What to work on ->
Copy every line from the material below that holds "Writes".

Chart and figure data
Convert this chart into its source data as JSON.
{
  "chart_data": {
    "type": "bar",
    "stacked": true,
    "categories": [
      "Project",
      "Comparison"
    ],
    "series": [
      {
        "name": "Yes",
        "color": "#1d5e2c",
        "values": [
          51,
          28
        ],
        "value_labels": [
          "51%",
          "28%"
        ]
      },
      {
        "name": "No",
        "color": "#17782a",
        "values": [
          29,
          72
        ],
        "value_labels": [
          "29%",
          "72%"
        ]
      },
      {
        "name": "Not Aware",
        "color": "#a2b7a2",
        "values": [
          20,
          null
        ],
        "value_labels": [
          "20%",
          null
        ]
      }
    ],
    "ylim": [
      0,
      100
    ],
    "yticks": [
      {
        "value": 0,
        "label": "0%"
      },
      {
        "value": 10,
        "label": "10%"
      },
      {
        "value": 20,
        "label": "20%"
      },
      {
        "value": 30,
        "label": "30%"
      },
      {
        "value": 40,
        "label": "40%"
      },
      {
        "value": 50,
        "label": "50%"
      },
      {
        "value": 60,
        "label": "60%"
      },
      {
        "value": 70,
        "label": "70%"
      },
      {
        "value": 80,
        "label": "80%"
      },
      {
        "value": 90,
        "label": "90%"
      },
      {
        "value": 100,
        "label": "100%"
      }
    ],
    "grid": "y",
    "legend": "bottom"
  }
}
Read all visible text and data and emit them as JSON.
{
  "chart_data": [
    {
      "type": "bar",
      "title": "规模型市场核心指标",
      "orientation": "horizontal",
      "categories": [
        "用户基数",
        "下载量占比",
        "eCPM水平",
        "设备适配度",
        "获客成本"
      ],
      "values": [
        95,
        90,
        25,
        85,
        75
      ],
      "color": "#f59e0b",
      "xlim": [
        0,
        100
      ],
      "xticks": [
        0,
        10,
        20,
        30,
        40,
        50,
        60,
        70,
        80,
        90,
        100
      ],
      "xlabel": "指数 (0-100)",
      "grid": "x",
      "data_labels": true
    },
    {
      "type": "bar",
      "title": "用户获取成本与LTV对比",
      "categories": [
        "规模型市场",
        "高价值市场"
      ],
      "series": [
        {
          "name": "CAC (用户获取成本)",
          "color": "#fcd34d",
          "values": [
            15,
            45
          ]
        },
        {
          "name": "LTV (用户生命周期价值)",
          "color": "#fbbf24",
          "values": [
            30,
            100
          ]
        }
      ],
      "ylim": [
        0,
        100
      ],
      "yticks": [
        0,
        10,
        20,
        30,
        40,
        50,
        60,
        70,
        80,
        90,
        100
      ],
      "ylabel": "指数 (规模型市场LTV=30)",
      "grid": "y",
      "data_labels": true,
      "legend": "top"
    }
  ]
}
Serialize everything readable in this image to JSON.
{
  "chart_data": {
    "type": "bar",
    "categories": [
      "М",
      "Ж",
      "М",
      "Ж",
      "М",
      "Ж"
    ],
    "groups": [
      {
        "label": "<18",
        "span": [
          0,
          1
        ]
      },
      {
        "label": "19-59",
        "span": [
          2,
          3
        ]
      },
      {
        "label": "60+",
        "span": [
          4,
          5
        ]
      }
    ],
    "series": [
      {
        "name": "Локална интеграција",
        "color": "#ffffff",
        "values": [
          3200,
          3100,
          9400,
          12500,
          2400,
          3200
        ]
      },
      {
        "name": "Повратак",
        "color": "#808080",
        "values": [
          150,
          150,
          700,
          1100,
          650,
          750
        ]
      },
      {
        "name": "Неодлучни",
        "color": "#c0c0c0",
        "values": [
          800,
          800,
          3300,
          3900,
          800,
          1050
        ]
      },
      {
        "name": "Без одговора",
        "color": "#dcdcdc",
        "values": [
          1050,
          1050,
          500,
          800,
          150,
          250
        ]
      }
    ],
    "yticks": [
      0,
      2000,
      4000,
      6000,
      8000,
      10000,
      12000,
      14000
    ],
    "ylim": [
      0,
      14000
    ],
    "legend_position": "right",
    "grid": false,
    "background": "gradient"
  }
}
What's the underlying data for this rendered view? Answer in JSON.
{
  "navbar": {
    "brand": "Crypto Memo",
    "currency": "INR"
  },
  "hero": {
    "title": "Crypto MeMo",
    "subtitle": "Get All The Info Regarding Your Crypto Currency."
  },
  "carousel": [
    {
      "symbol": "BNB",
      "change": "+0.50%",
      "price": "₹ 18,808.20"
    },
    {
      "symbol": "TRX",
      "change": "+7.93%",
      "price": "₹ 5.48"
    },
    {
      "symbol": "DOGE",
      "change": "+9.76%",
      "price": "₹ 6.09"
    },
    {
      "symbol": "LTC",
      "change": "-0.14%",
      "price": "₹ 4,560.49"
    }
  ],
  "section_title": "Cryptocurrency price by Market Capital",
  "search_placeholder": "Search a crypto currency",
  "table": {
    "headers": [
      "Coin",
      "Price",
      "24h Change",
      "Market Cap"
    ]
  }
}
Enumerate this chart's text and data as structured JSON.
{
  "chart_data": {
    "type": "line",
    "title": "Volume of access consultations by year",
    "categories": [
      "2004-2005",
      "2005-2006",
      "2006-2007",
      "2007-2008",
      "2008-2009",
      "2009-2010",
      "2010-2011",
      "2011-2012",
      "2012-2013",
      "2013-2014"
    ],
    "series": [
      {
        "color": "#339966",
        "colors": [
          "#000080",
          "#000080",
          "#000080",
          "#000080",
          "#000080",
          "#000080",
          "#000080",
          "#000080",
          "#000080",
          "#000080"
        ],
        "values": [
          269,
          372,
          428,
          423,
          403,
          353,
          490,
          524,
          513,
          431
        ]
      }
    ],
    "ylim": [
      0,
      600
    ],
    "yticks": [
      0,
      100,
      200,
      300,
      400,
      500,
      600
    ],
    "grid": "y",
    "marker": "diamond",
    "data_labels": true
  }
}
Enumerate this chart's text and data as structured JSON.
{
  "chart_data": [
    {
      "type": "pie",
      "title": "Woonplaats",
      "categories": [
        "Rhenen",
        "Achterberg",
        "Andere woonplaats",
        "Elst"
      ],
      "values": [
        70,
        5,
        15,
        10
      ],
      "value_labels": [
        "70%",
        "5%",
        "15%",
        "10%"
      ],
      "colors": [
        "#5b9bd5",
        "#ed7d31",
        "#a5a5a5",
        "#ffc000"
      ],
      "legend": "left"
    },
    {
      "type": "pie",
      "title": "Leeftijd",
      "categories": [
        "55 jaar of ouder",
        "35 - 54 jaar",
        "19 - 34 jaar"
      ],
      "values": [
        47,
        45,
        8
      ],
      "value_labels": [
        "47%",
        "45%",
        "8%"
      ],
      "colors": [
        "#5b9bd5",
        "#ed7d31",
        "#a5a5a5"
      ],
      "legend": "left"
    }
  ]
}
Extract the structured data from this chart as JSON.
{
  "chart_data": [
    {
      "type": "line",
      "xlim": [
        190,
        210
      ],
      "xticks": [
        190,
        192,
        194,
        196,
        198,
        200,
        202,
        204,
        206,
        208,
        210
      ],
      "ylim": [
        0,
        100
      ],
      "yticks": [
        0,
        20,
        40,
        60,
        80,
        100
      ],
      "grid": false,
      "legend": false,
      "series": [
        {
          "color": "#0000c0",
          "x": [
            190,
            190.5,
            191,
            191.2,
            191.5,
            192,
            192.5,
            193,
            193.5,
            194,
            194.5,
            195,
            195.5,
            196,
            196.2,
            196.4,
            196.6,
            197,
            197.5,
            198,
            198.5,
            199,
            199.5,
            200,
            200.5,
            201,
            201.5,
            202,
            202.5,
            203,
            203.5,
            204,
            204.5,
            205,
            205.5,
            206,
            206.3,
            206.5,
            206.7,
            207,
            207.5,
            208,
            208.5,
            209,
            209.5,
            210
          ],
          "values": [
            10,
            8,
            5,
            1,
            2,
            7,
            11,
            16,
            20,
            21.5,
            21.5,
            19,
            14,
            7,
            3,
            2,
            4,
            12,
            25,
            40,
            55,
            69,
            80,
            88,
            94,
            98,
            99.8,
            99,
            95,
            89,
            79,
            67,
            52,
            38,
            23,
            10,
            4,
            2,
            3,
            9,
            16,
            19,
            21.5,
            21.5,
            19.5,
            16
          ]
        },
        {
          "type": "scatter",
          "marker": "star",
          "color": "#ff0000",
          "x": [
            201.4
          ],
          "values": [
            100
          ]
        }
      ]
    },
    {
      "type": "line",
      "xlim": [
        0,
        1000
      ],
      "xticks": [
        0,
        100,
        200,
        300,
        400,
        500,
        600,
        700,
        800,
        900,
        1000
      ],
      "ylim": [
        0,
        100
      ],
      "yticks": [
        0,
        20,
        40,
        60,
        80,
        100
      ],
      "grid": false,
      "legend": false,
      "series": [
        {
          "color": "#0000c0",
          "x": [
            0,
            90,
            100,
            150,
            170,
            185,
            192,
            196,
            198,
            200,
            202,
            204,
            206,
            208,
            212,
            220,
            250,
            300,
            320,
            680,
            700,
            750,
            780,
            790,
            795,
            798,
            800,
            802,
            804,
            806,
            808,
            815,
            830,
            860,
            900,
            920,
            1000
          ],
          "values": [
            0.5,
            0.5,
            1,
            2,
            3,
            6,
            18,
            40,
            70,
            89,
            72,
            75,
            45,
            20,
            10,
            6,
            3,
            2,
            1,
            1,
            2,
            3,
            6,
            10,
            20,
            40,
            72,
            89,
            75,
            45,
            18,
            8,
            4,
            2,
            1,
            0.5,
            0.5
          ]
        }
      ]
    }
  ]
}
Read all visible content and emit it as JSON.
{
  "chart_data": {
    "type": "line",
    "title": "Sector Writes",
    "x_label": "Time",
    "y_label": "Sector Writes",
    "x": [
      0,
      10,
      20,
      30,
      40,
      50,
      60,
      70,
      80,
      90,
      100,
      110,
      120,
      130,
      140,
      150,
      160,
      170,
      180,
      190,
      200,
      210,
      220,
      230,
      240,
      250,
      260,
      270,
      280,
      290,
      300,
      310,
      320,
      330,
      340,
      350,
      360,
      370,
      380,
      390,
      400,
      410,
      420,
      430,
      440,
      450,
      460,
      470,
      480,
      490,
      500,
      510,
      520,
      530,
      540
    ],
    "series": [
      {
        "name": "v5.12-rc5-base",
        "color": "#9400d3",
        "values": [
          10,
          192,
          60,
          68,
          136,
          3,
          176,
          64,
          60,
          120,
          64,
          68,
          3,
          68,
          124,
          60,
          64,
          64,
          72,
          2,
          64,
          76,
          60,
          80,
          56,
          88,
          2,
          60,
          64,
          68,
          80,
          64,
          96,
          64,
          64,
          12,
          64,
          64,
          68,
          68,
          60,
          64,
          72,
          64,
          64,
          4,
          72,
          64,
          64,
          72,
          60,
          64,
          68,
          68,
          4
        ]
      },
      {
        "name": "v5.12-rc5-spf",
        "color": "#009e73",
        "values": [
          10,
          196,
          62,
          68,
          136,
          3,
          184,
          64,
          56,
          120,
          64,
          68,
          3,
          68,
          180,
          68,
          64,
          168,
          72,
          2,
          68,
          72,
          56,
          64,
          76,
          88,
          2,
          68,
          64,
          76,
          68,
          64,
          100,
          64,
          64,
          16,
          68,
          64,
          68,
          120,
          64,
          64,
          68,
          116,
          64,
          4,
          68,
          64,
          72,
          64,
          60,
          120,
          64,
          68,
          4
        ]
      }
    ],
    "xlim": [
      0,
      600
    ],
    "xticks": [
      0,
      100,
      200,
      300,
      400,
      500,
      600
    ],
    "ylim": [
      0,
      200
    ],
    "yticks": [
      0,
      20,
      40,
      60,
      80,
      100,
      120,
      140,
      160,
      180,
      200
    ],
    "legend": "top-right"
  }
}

Task solution ->
    "title": "Sector Writes",
    "y_label": "Sector Writes",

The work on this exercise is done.